Dataset excerpt:
-----
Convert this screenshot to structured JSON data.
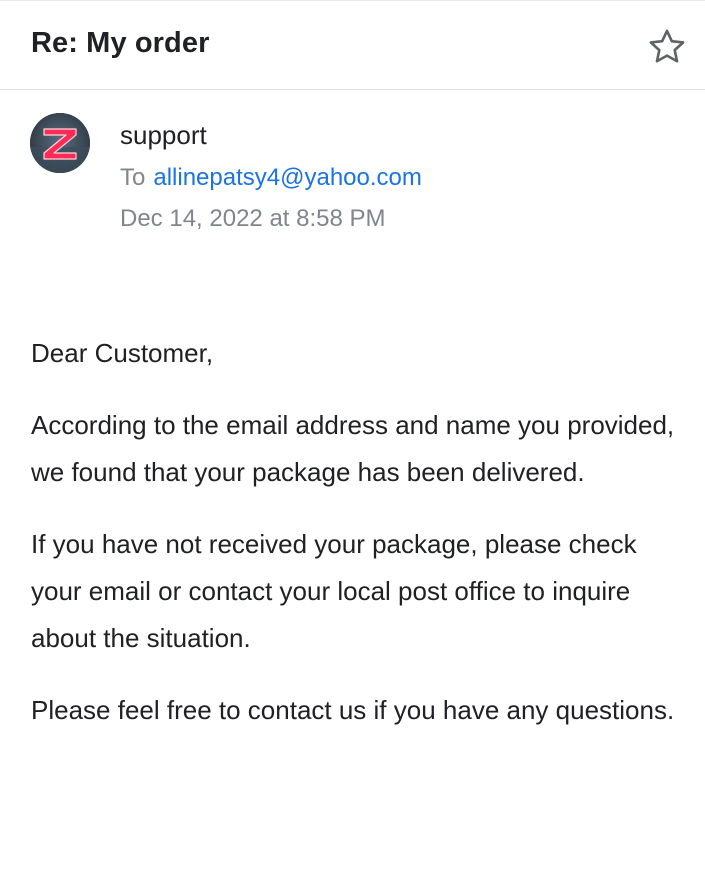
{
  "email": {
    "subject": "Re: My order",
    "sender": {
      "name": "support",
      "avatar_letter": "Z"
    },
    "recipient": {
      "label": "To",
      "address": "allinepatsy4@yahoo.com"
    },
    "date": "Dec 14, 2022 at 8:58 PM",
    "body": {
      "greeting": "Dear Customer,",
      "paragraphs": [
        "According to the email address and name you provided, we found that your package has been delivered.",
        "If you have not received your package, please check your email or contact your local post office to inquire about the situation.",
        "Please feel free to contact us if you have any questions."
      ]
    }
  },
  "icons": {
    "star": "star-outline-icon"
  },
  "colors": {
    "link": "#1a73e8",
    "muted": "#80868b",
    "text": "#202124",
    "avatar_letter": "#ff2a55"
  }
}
-----
EXERCISE INSTRUCTIONS:
Filter the data, keeping only the lines that contain "contact".

FINAL RESULT:
        "If you have not received your package, please check your email or contact your local post office to inquire about the situation.",
        "Please feel free to contact us if you have any questions."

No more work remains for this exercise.